# INSTRUCTIONS FOR THE TASK
Seek out every line containing the word "Cuyo", and copy each.

::::

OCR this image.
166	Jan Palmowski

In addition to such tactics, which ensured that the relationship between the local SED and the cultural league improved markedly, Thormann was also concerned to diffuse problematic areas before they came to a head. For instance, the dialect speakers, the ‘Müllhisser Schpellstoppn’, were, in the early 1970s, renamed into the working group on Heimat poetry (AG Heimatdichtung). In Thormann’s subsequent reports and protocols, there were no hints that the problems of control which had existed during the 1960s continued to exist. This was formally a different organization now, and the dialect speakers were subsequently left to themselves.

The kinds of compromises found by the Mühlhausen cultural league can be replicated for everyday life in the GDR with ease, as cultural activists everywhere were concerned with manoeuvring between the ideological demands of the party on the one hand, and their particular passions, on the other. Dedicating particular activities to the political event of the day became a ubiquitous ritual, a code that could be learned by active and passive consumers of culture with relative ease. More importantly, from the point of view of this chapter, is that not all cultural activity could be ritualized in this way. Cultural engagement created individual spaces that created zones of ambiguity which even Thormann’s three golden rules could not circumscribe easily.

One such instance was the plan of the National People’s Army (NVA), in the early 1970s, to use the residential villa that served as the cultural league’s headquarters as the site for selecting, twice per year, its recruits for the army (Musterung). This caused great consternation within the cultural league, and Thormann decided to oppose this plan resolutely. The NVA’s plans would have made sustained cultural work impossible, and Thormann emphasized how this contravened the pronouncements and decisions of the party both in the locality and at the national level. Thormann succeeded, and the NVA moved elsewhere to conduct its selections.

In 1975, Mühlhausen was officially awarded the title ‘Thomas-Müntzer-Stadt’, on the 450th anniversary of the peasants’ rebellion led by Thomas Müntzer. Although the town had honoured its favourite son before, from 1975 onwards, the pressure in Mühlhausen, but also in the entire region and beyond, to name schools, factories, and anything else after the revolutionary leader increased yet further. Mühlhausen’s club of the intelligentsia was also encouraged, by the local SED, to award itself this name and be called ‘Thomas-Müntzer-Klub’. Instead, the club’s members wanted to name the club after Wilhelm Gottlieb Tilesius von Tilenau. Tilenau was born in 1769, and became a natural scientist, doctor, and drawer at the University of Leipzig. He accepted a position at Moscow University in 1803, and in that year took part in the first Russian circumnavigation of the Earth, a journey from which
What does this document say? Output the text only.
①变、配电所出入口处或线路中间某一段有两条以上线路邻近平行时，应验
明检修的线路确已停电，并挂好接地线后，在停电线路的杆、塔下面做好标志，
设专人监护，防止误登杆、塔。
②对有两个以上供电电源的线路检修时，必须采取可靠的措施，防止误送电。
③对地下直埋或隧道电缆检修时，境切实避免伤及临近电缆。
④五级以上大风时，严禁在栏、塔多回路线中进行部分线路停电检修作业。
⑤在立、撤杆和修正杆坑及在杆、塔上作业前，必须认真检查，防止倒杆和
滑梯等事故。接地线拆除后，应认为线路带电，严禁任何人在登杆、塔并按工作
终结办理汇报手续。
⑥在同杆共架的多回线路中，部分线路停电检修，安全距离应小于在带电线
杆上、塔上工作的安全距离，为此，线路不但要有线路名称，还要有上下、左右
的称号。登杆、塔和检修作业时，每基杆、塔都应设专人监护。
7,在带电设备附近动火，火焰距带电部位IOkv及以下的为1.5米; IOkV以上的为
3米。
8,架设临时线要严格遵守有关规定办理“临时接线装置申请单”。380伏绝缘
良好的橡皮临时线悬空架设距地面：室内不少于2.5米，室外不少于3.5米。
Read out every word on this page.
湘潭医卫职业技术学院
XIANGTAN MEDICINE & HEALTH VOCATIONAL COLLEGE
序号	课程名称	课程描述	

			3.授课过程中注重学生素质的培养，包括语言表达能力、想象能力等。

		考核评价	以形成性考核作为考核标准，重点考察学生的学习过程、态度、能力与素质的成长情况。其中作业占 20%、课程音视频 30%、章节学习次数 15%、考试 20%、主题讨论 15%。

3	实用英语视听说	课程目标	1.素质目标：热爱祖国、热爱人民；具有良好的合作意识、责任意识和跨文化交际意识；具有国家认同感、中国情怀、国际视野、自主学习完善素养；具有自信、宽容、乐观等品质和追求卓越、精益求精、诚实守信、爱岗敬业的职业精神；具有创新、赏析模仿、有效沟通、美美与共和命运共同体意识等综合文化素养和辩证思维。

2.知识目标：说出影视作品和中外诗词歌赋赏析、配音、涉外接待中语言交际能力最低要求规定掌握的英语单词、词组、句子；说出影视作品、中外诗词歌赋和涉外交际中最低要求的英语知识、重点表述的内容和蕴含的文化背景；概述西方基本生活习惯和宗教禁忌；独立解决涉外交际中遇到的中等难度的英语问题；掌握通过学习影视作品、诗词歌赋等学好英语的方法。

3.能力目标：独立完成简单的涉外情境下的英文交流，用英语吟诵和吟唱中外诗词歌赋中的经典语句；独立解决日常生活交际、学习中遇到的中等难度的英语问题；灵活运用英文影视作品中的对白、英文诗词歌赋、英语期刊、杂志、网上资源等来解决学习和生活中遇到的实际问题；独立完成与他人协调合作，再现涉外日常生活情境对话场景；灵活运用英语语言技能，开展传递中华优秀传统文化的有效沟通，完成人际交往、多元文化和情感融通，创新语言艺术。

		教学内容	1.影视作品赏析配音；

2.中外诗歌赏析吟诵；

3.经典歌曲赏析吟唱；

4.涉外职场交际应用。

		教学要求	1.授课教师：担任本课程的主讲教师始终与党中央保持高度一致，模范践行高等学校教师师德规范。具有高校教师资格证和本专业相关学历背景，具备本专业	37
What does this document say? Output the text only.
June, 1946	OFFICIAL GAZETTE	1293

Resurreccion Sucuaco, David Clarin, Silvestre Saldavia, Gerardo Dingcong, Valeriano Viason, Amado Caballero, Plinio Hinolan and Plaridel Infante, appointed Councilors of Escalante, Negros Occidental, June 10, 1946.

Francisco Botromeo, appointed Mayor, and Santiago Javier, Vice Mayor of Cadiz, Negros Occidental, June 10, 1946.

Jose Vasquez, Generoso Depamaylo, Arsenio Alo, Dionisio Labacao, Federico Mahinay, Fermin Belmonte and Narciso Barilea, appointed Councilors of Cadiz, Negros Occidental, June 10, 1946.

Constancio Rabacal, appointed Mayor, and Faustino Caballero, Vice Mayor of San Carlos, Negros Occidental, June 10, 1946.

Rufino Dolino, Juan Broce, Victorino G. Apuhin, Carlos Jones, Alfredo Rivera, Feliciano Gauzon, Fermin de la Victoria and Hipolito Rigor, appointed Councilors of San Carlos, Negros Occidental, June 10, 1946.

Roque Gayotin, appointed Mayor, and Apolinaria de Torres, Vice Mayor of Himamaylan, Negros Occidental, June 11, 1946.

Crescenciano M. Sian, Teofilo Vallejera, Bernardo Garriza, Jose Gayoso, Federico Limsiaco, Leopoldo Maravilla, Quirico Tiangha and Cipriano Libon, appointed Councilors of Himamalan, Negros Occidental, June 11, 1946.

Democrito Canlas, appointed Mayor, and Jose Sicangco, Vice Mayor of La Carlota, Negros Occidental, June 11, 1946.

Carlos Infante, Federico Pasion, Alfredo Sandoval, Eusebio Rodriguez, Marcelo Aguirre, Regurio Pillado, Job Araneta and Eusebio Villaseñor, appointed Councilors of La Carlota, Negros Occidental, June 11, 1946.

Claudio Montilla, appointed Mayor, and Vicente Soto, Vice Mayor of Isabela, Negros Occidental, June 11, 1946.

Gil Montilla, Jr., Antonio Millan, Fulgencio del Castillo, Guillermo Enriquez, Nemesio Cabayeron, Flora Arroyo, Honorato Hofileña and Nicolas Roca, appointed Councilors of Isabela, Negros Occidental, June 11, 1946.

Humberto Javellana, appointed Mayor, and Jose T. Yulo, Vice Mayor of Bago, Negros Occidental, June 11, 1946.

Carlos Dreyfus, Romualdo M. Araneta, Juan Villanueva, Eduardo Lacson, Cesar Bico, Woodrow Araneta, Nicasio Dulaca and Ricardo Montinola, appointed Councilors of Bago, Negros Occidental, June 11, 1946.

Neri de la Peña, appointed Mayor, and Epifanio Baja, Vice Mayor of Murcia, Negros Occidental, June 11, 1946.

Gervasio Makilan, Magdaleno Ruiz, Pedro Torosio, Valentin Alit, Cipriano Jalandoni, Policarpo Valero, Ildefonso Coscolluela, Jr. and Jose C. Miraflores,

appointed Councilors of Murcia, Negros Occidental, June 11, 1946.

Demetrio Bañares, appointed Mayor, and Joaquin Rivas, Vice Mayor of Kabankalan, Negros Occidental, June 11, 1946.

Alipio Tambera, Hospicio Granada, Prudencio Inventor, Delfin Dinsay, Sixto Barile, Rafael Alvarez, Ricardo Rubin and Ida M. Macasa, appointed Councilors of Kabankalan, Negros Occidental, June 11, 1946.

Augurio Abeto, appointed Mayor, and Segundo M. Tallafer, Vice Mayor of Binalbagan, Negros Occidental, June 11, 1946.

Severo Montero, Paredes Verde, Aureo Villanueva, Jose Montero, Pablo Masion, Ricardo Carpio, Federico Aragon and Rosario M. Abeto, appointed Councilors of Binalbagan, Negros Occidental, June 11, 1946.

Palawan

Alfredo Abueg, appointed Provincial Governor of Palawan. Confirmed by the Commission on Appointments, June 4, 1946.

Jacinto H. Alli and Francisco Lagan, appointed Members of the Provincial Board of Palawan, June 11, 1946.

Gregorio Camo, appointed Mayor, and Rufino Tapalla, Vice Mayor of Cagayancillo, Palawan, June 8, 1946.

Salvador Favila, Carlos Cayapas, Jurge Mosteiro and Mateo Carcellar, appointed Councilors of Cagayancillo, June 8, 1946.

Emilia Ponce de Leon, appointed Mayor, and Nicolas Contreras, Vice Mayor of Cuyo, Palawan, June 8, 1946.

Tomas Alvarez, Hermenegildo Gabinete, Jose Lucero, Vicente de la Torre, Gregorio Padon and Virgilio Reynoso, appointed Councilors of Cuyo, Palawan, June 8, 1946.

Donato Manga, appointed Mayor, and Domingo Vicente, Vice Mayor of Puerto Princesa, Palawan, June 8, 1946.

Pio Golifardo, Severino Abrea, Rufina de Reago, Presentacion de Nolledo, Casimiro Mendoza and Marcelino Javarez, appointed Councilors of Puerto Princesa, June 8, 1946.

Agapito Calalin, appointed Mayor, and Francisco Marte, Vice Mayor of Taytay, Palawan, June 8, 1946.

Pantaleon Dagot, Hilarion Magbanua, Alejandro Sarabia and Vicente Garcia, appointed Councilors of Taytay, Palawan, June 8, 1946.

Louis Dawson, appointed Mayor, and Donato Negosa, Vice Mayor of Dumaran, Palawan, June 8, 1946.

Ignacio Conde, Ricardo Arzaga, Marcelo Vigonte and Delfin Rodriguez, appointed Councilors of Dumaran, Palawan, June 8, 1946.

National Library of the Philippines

::::

# ANSWER FOR THIS EXERCISE
Emilia Ponce de Leon, appointed Mayor, and Nicolas Contreras, Vice Mayor of Cuyo, Palawan, June 8, 1946.
Tomas Alvarez, Hermenegildo Gabinete, Jose Lucero, Vicente de la Torre, Gregorio Padon and Virgilio Reynoso, appointed Councilors of Cuyo, Palawan, June 8, 1946.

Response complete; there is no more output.